** start of MATERIAL FOR THE TASK **

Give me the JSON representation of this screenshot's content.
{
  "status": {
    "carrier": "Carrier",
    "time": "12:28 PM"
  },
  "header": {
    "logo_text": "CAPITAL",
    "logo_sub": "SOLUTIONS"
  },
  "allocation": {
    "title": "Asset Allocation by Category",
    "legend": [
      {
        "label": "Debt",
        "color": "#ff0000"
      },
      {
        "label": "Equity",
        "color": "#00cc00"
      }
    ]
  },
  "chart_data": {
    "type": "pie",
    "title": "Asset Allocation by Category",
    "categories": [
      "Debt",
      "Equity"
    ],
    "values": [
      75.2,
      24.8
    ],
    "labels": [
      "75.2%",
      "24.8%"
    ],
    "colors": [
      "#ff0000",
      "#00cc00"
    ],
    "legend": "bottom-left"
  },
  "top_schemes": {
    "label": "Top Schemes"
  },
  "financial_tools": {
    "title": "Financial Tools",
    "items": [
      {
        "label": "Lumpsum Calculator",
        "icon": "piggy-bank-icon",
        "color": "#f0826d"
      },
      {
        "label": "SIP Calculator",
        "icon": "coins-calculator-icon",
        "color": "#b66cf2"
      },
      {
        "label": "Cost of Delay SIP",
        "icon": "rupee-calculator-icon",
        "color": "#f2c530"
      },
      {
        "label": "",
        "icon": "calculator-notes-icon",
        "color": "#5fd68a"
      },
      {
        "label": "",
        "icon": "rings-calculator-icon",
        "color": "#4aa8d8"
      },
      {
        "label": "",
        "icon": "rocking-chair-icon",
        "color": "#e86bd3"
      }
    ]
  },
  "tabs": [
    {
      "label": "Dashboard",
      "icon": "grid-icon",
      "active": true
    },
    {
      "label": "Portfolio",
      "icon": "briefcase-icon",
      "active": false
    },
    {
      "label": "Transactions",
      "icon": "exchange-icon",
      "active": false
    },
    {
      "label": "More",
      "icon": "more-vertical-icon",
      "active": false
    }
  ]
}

** end of MATERIAL FOR THE TASK **

OBJECTIVE: Using the listing above, reproduce each line without omission.

RESULT OF THIS TASK:
Give me the JSON representation of this screenshot's content.
{
  "status": {
    "carrier": "Carrier",
    "time": "12:28 PM"
  },
  "header": {
    "logo_text": "CAPITAL",
    "logo_sub": "SOLUTIONS"
  },
  "allocation": {
    "title": "Asset Allocation by Category",
    "legend": [
      {
        "label": "Debt",
        "color": "#ff0000"
      },
      {
        "label": "Equity",
        "color": "#00cc00"
      }
    ]
  },
  "chart_data": {
    "type": "pie",
    "title": "Asset Allocation by Category",
    "categories": [
      "Debt",
      "Equity"
    ],
    "values": [
      75.2,
      24.8
    ],
    "labels": [
      "75.2%",
      "24.8%"
    ],
    "colors": [
      "#ff0000",
      "#00cc00"
    ],
    "legend": "bottom-left"
  },
  "top_schemes": {
    "label": "Top Schemes"
  },
  "financial_tools": {
    "title": "Financial Tools",
    "items": [
      {
        "label": "Lumpsum Calculator",
        "icon": "piggy-bank-icon",
        "color": "#f0826d"
      },
      {
        "label": "SIP Calculator",
        "icon": "coins-calculator-icon",
        "color": "#b66cf2"
      },
      {
        "label": "Cost of Delay SIP",
        "icon": "rupee-calculator-icon",
        "color": "#f2c530"
      },
      {
        "label": "",
        "icon": "calculator-notes-icon",
        "color": "#5fd68a"
      },
      {
        "label": "",
        "icon": "rings-calculator-icon",
        "color": "#4aa8d8"
      },
      {
        "label": "",
        "icon": "rocking-chair-icon",
        "color": "#e86bd3"
      }
    ]
  },
  "tabs": [
    {
      "label": "Dashboard",
      "icon": "grid-icon",
      "active": true
    },
    {
      "label": "Portfolio",
      "icon": "briefcase-icon",
      "active": false
    },
    {
      "label": "Transactions",
      "icon": "exchange-icon",
      "active": false
    },
    {
      "label": "More",
      "icon": "more-vertical-icon",
      "active": false
    }
  ]
}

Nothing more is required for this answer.